■ PROBLEM STATEMENT:
Begin at the line that contains "Give me the" and repeat every line from there to the end of the records below, inclusive, without adding any other line.

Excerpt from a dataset

★ ★ ★ ★ ★ ★ ★

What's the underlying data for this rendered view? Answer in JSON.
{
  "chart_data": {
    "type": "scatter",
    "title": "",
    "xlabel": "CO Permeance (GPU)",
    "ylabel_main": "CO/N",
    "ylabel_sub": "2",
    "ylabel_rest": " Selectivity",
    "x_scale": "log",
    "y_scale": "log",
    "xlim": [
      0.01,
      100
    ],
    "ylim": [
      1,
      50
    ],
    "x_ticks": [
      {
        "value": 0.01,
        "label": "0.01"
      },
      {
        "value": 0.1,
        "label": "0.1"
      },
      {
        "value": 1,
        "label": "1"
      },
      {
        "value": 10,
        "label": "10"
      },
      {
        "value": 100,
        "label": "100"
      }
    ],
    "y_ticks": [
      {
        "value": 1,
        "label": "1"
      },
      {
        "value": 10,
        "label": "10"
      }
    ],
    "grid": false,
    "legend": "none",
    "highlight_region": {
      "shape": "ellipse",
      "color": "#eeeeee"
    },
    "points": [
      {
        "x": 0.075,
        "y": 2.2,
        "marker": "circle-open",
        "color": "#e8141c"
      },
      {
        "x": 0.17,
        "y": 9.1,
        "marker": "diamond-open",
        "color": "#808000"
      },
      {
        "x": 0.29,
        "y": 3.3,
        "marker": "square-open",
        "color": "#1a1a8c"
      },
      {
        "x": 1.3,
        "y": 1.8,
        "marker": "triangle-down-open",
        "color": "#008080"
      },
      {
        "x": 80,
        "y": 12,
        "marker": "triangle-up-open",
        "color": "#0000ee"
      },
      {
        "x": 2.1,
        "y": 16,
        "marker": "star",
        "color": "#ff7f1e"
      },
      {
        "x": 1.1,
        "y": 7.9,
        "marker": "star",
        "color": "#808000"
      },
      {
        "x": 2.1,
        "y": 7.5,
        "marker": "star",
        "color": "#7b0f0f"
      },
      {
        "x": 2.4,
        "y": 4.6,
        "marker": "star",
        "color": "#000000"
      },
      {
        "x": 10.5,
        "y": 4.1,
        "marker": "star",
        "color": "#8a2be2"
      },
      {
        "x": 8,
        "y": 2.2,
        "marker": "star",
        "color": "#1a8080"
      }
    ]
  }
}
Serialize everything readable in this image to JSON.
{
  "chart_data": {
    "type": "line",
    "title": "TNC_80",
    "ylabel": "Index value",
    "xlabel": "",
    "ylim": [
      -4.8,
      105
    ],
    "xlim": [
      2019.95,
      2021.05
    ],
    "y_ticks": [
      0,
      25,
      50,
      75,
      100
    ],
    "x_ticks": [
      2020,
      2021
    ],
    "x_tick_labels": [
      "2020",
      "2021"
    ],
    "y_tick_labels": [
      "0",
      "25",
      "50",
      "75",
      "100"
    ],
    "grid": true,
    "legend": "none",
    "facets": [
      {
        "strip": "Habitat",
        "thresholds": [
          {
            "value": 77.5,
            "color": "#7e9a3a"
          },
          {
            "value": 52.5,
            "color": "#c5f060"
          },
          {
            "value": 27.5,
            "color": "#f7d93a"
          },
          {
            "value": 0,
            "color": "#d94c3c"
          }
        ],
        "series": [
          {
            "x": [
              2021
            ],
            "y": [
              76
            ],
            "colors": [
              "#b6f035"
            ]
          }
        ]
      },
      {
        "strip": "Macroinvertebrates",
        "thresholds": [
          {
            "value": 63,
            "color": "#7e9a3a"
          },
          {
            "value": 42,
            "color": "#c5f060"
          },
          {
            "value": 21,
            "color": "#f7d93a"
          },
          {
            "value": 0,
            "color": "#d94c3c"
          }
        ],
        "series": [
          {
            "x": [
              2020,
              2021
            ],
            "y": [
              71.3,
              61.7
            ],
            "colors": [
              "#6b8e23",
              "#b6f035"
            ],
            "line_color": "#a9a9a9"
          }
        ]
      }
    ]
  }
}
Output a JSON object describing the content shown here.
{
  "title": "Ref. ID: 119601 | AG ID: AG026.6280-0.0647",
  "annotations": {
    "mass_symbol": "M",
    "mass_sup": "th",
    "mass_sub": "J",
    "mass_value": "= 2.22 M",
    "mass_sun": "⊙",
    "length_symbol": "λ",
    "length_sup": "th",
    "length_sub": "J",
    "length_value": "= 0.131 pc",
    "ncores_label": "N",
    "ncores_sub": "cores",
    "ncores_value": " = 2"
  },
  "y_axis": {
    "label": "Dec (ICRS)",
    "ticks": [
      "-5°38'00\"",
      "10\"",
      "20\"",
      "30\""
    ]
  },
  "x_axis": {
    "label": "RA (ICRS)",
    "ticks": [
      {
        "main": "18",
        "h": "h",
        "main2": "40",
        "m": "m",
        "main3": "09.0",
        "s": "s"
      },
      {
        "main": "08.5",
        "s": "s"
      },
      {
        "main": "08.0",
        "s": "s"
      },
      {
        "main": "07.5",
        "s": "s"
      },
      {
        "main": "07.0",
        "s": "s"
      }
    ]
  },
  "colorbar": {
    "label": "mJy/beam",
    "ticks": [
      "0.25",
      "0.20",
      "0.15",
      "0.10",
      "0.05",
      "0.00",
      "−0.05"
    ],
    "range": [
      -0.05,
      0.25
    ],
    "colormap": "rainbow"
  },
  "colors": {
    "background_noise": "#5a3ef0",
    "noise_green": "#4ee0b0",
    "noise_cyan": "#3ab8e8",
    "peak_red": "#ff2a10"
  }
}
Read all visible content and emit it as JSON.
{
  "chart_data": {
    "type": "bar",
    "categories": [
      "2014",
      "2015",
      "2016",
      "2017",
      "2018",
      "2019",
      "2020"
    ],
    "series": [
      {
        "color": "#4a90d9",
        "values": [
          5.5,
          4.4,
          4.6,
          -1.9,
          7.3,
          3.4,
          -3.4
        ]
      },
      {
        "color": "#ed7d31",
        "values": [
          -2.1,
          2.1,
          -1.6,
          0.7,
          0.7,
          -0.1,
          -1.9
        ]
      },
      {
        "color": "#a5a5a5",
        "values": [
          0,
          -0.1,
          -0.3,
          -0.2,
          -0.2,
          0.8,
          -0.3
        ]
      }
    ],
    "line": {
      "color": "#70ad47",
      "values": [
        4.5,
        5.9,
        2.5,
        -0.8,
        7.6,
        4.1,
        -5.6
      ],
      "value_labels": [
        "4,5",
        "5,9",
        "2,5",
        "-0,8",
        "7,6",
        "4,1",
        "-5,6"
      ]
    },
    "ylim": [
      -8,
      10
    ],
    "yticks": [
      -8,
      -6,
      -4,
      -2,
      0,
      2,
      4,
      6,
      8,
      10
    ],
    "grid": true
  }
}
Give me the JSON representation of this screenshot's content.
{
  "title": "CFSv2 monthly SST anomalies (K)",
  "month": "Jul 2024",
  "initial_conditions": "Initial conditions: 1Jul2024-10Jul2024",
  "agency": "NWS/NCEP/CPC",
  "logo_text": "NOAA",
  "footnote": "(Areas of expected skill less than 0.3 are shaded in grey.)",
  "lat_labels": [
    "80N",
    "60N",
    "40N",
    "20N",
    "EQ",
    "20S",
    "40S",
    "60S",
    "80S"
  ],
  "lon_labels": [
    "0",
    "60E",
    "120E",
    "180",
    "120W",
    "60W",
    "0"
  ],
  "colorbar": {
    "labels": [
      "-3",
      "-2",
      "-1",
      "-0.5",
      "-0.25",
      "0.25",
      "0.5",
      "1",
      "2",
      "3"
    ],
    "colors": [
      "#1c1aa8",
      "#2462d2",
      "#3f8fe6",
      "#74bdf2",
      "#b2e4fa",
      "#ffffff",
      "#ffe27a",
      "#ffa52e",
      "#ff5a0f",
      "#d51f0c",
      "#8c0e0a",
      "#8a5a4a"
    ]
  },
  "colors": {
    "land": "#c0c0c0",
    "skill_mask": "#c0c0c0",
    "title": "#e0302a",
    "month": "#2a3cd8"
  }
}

★ ★ ★ ★ ★ ★ ★

■ FULL RESPONSE:
Give me the JSON representation of this screenshot's content.
{
  "title": "CFSv2 monthly SST anomalies (K)",
  "month": "Jul 2024",
  "initial_conditions": "Initial conditions: 1Jul2024-10Jul2024",
  "agency": "NWS/NCEP/CPC",
  "logo_text": "NOAA",
  "footnote": "(Areas of expected skill less than 0.3 are shaded in grey.)",
  "lat_labels": [
    "80N",
    "60N",
    "40N",
    "20N",
    "EQ",
    "20S",
    "40S",
    "60S",
    "80S"
  ],
  "lon_labels": [
    "0",
    "60E",
    "120E",
    "180",
    "120W",
    "60W",
    "0"
  ],
  "colorbar": {
    "labels": [
      "-3",
      "-2",
      "-1",
      "-0.5",
      "-0.25",
      "0.25",
      "0.5",
      "1",
      "2",
      "3"
    ],
    "colors": [
      "#1c1aa8",
      "#2462d2",
      "#3f8fe6",
      "#74bdf2",
      "#b2e4fa",
      "#ffffff",
      "#ffe27a",
      "#ffa52e",
      "#ff5a0f",
      "#d51f0c",
      "#8c0e0a",
      "#8a5a4a"
    ]
  },
  "colors": {
    "land": "#c0c0c0",
    "skill_mask": "#c0c0c0",
    "title": "#e0302a",
    "month": "#2a3cd8"
  }
}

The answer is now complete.